• [EXERCISE DESCRIPTION]:
Render the following material again verbatim, leaving nothing out.

====================

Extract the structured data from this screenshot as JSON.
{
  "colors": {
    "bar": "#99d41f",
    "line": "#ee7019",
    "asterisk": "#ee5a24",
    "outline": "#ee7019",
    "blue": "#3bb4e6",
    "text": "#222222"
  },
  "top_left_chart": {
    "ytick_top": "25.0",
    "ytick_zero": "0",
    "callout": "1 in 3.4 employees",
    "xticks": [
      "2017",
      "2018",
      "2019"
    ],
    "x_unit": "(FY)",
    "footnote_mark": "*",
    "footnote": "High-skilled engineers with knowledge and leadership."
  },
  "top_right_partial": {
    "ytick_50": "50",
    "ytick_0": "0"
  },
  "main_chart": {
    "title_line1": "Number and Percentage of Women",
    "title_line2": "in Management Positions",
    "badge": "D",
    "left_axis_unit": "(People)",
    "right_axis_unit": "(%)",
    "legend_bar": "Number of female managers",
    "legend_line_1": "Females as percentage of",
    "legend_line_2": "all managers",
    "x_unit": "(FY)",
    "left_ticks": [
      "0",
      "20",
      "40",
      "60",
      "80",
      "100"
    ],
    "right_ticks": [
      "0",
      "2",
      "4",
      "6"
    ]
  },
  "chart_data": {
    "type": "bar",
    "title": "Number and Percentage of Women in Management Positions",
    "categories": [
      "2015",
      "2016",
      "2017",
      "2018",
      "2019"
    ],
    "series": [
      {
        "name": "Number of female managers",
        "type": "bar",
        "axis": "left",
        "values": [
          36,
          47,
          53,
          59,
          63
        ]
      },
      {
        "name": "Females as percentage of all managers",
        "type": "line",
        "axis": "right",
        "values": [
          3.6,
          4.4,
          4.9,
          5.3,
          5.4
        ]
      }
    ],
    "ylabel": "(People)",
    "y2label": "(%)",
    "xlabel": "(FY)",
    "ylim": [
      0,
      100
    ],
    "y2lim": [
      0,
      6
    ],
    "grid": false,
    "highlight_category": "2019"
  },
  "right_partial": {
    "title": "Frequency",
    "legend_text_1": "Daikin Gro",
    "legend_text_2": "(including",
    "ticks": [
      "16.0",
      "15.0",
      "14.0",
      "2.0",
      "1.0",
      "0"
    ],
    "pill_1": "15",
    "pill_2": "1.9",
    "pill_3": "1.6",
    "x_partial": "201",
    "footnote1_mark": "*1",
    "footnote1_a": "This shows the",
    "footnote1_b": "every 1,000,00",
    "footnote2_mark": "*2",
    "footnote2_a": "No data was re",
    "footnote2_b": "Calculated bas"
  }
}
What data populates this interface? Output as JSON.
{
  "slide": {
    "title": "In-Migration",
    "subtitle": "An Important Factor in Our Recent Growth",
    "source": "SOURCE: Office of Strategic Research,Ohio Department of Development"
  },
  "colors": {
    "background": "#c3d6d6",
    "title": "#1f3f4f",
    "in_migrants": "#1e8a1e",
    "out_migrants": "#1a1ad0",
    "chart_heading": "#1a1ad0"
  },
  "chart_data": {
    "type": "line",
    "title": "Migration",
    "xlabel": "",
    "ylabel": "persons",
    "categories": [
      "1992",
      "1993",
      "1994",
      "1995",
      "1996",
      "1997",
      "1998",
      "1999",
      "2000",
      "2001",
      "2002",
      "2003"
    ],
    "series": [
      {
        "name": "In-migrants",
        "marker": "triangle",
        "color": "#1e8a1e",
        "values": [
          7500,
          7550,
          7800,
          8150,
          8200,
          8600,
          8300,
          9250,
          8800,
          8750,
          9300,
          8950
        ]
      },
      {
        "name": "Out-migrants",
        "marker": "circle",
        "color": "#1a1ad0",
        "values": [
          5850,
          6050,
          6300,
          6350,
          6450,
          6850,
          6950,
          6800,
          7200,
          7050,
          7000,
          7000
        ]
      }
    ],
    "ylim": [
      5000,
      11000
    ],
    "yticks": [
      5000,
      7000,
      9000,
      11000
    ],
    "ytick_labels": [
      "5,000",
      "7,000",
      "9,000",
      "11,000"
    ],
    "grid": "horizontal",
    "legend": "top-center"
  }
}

====================

• [EXERCISE RESPONSE]:
Extract the structured data from this screenshot as JSON.
{
  "colors": {
    "bar": "#99d41f",
    "line": "#ee7019",
    "asterisk": "#ee5a24",
    "outline": "#ee7019",
    "blue": "#3bb4e6",
    "text": "#222222"
  },
  "top_left_chart": {
    "ytick_top": "25.0",
    "ytick_zero": "0",
    "callout": "1 in 3.4 employees",
    "xticks": [
      "2017",
      "2018",
      "2019"
    ],
    "x_unit": "(FY)",
    "footnote_mark": "*",
    "footnote": "High-skilled engineers with knowledge and leadership."
  },
  "top_right_partial": {
    "ytick_50": "50",
    "ytick_0": "0"
  },
  "main_chart": {
    "title_line1": "Number and Percentage of Women",
    "title_line2": "in Management Positions",
    "badge": "D",
    "left_axis_unit": "(People)",
    "right_axis_unit": "(%)",
    "legend_bar": "Number of female managers",
    "legend_line_1": "Females as percentage of",
    "legend_line_2": "all managers",
    "x_unit": "(FY)",
    "left_ticks": [
      "0",
      "20",
      "40",
      "60",
      "80",
      "100"
    ],
    "right_ticks": [
      "0",
      "2",
      "4",
      "6"
    ]
  },
  "chart_data": {
    "type": "bar",
    "title": "Number and Percentage of Women in Management Positions",
    "categories": [
      "2015",
      "2016",
      "2017",
      "2018",
      "2019"
    ],
    "series": [
      {
        "name": "Number of female managers",
        "type": "bar",
        "axis": "left",
        "values": [
          36,
          47,
          53,
          59,
          63
        ]
      },
      {
        "name": "Females as percentage of all managers",
        "type": "line",
        "axis": "right",
        "values": [
          3.6,
          4.4,
          4.9,
          5.3,
          5.4
        ]
      }
    ],
    "ylabel": "(People)",
    "y2label": "(%)",
    "xlabel": "(FY)",
    "ylim": [
      0,
      100
    ],
    "y2lim": [
      0,
      6
    ],
    "grid": false,
    "highlight_category": "2019"
  },
  "right_partial": {
    "title": "Frequency",
    "legend_text_1": "Daikin Gro",
    "legend_text_2": "(including",
    "ticks": [
      "16.0",
      "15.0",
      "14.0",
      "2.0",
      "1.0",
      "0"
    ],
    "pill_1": "15",
    "pill_2": "1.9",
    "pill_3": "1.6",
    "x_partial": "201",
    "footnote1_mark": "*1",
    "footnote1_a": "This shows the",
    "footnote1_b": "every 1,000,00",
    "footnote2_mark": "*2",
    "footnote2_a": "No data was re",
    "footnote2_b": "Calculated bas"
  }
}
What data populates this interface? Output as JSON.
{
  "slide": {
    "title": "In-Migration",
    "subtitle": "An Important Factor in Our Recent Growth",
    "source": "SOURCE: Office of Strategic Research,Ohio Department of Development"
  },
  "colors": {
    "background": "#c3d6d6",
    "title": "#1f3f4f",
    "in_migrants": "#1e8a1e",
    "out_migrants": "#1a1ad0",
    "chart_heading": "#1a1ad0"
  },
  "chart_data": {
    "type": "line",
    "title": "Migration",
    "xlabel": "",
    "ylabel": "persons",
    "categories": [
      "1992",
      "1993",
      "1994",
      "1995",
      "1996",
      "1997",
      "1998",
      "1999",
      "2000",
      "2001",
      "2002",
      "2003"
    ],
    "series": [
      {
        "name": "In-migrants",
        "marker": "triangle",
        "color": "#1e8a1e",
        "values": [
          7500,
          7550,
          7800,
          8150,
          8200,
          8600,
          8300,
          9250,
          8800,
          8750,
          9300,
          8950
        ]
      },
      {
        "name": "Out-migrants",
        "marker": "circle",
        "color": "#1a1ad0",
        "values": [
          5850,
          6050,
          6300,
          6350,
          6450,
          6850,
          6950,
          6800,
          7200,
          7050,
          7000,
          7000
        ]
      }
    ],
    "ylim": [
      5000,
      11000
    ],
    "yticks": [
      5000,
      7000,
      9000,
      11000
    ],
    "ytick_labels": [
      "5,000",
      "7,000",
      "9,000",
      "11,000"
    ],
    "grid": "horizontal",
    "legend": "top-center"
  }
}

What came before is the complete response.